>> Start RAW DATA
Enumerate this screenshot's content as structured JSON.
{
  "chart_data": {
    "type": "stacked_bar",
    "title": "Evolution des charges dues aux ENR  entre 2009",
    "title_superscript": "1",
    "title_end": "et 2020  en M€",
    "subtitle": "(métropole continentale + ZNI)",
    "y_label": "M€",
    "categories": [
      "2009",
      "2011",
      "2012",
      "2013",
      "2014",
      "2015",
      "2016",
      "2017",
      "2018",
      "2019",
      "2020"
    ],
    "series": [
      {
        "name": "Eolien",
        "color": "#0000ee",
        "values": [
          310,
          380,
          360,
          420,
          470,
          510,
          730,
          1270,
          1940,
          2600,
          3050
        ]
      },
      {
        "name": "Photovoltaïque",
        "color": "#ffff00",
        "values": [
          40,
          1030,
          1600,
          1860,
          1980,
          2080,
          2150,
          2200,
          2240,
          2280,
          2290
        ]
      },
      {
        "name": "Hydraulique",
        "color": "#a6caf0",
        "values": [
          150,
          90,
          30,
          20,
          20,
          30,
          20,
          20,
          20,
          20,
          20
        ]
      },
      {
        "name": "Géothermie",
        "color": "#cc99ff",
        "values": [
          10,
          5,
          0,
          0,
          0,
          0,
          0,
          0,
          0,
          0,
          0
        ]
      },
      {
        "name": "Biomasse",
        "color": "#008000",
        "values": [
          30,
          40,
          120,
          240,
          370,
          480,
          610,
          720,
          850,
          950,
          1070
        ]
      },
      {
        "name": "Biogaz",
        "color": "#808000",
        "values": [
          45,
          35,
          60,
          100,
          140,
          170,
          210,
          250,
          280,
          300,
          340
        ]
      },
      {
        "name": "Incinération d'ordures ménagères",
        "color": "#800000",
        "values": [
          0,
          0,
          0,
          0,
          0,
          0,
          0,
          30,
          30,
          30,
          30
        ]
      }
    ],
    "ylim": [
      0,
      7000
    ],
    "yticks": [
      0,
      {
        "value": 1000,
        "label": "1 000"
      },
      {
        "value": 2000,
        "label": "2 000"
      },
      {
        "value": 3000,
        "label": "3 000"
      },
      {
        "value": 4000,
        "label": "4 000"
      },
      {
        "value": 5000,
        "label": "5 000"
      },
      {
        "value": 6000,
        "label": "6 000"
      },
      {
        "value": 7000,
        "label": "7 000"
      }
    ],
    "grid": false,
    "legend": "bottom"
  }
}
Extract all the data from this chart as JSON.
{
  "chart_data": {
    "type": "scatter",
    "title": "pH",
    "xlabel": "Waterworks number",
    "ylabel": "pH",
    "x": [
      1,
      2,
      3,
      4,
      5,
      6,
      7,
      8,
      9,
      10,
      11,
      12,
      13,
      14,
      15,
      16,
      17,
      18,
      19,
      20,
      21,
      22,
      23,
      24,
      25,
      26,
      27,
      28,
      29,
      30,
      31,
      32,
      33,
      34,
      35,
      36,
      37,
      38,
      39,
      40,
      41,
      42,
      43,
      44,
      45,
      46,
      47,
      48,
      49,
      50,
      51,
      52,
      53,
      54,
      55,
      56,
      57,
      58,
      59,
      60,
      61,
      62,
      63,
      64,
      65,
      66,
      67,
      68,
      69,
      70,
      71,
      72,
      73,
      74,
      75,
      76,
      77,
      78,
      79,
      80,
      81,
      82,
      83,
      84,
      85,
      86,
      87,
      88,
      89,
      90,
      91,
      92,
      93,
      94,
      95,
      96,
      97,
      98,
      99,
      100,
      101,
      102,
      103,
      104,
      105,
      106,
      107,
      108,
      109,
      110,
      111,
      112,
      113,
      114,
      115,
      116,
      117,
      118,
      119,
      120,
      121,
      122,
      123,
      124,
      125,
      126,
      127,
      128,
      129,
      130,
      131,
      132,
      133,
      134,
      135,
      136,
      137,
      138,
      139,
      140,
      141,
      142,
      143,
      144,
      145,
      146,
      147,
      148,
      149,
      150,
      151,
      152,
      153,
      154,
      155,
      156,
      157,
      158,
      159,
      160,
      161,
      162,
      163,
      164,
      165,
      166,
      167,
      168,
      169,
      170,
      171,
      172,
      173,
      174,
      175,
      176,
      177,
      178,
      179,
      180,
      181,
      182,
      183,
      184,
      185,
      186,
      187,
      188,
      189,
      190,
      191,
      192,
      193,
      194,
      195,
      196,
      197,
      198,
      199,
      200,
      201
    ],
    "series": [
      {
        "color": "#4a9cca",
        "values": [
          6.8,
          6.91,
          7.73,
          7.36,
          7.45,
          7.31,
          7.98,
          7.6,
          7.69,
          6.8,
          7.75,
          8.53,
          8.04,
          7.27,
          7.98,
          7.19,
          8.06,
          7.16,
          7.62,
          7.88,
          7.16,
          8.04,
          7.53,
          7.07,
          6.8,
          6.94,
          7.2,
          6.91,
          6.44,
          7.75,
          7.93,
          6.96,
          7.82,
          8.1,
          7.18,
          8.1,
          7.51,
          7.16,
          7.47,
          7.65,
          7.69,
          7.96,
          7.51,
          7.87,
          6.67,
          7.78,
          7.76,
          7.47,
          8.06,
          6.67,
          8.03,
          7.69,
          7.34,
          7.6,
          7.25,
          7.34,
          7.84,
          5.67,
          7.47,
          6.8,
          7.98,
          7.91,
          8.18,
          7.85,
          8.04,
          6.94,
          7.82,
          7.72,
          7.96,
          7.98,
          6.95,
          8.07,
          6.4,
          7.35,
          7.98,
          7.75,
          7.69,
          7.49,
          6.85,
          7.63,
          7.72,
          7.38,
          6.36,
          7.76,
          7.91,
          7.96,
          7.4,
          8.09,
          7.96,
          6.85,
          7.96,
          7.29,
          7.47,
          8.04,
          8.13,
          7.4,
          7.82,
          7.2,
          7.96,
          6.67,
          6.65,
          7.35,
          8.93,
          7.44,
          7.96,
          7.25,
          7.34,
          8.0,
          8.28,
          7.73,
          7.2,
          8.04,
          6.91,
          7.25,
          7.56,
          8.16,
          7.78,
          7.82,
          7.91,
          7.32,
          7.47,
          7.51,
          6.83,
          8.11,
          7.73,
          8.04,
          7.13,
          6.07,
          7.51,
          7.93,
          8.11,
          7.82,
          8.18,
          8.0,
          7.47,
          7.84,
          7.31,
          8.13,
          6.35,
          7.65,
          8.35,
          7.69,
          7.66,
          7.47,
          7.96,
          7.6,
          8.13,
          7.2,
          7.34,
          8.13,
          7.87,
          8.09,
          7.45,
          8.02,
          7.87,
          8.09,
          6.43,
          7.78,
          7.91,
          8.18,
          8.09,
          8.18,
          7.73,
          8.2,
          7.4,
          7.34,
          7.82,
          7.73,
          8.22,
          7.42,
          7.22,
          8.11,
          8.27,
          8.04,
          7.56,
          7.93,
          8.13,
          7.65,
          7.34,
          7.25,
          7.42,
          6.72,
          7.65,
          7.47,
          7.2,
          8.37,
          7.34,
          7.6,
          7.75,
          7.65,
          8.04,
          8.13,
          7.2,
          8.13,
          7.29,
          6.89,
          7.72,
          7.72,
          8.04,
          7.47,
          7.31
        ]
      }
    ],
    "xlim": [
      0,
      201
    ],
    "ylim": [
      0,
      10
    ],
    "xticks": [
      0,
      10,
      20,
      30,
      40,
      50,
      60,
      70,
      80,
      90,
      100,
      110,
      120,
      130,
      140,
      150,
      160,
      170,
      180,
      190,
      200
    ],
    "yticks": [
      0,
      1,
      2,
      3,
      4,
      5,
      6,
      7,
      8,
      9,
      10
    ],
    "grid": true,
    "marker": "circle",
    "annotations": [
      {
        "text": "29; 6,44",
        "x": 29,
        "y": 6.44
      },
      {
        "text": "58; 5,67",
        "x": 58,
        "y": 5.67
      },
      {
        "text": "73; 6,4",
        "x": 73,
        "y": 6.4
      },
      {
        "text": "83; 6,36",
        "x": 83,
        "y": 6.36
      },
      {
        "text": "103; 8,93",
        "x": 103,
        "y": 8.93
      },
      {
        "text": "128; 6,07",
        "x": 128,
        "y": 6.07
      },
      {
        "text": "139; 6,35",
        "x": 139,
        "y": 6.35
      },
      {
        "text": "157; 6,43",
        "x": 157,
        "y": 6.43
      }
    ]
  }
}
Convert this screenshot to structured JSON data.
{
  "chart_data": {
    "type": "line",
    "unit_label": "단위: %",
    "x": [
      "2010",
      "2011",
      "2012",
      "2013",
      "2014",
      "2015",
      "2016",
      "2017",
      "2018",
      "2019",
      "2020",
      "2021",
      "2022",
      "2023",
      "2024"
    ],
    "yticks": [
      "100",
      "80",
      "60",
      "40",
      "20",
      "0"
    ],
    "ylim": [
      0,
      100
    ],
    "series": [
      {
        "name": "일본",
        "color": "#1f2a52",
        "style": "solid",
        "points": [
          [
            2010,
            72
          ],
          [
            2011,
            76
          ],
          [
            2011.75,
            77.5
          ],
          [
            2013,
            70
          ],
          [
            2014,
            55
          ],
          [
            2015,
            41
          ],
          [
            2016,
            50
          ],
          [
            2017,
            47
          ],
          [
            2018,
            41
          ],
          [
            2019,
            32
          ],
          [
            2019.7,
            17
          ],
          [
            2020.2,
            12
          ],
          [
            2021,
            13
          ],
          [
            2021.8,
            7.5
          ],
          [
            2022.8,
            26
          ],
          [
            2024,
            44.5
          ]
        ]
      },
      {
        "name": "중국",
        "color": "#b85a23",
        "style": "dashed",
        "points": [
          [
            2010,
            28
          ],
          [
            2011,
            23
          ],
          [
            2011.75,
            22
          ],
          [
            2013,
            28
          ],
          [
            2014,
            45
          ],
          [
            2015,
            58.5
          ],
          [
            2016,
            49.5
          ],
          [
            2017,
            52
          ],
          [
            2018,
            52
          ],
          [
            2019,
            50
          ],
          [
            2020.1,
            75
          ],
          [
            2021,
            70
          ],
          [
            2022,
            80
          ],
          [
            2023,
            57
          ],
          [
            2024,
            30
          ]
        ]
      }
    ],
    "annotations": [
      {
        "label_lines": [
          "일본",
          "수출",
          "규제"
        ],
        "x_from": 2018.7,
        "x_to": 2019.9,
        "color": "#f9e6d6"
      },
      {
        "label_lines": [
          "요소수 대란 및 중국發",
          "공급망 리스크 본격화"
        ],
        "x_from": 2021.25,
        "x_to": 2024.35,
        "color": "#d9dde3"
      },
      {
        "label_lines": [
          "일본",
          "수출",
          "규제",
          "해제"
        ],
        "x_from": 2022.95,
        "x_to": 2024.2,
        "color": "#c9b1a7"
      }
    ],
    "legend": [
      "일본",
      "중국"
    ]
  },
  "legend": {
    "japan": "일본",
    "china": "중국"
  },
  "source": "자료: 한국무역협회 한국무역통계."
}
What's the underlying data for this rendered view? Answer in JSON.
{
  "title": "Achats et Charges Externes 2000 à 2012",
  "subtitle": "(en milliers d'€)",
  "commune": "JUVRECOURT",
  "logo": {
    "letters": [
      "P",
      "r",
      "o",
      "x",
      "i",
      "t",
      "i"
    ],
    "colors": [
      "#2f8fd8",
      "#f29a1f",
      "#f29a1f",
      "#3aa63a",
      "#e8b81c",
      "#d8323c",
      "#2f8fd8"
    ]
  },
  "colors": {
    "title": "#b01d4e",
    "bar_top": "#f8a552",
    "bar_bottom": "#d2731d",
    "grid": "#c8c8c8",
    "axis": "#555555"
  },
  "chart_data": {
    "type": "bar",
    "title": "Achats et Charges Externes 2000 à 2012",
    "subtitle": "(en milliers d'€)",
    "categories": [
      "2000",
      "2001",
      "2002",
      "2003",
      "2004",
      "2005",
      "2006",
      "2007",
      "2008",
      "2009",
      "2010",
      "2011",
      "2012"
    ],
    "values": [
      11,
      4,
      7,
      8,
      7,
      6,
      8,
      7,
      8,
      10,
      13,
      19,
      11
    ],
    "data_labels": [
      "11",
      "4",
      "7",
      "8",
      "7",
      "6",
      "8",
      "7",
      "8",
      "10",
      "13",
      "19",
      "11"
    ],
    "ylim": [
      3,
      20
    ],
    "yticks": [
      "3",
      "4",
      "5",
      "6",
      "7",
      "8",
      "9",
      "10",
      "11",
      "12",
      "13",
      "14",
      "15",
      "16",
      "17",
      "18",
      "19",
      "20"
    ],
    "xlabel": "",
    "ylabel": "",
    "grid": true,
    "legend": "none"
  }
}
>> End RAW DATA
## OBJECTIVE
Note how many lines in the listing above hold the string "structured", then give only that figure.

## WORKED SOLUTION
2